● DATA SHOWN
■ ■ ■

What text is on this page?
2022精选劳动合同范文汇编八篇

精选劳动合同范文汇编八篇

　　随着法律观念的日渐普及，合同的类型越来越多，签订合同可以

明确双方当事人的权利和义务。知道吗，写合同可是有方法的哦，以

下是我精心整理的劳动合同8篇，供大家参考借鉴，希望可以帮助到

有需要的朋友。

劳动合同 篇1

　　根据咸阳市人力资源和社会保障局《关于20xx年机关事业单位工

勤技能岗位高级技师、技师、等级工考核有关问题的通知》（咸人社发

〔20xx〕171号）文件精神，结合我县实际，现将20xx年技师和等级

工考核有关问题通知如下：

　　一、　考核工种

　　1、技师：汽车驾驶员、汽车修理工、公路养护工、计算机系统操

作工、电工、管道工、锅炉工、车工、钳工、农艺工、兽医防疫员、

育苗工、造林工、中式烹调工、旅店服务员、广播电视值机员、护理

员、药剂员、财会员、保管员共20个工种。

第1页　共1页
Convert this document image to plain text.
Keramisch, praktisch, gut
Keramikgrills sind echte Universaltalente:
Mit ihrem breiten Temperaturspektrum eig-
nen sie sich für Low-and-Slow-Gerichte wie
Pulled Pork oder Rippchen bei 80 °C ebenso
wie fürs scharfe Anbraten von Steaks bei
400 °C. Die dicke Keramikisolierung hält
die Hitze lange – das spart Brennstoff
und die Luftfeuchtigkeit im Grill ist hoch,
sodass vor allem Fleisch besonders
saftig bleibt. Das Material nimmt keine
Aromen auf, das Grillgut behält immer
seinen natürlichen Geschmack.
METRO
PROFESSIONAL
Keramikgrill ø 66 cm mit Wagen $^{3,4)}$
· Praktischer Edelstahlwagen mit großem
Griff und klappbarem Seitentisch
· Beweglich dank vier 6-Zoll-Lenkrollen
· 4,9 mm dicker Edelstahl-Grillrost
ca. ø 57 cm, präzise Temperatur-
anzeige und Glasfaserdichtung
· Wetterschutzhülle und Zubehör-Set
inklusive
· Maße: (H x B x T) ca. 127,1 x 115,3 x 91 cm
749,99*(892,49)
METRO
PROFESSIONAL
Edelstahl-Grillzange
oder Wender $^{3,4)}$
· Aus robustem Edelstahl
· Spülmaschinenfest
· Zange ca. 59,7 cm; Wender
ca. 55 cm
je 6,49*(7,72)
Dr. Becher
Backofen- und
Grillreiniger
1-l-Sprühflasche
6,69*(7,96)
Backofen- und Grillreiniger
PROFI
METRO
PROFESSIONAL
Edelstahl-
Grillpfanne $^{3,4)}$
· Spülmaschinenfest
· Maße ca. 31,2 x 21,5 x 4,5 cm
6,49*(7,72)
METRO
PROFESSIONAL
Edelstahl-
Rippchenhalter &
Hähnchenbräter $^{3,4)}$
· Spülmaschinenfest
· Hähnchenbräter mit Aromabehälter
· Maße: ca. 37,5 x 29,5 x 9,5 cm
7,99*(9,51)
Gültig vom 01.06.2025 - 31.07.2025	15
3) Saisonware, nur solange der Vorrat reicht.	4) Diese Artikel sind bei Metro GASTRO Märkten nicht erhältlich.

■ ■ ■

● YOUR GOAL
Gather up the lines that contain the word "Wender".

● TASK RESULT
oder Wender $^{3,4)}$
· Zange ca. 59,7 cm; Wender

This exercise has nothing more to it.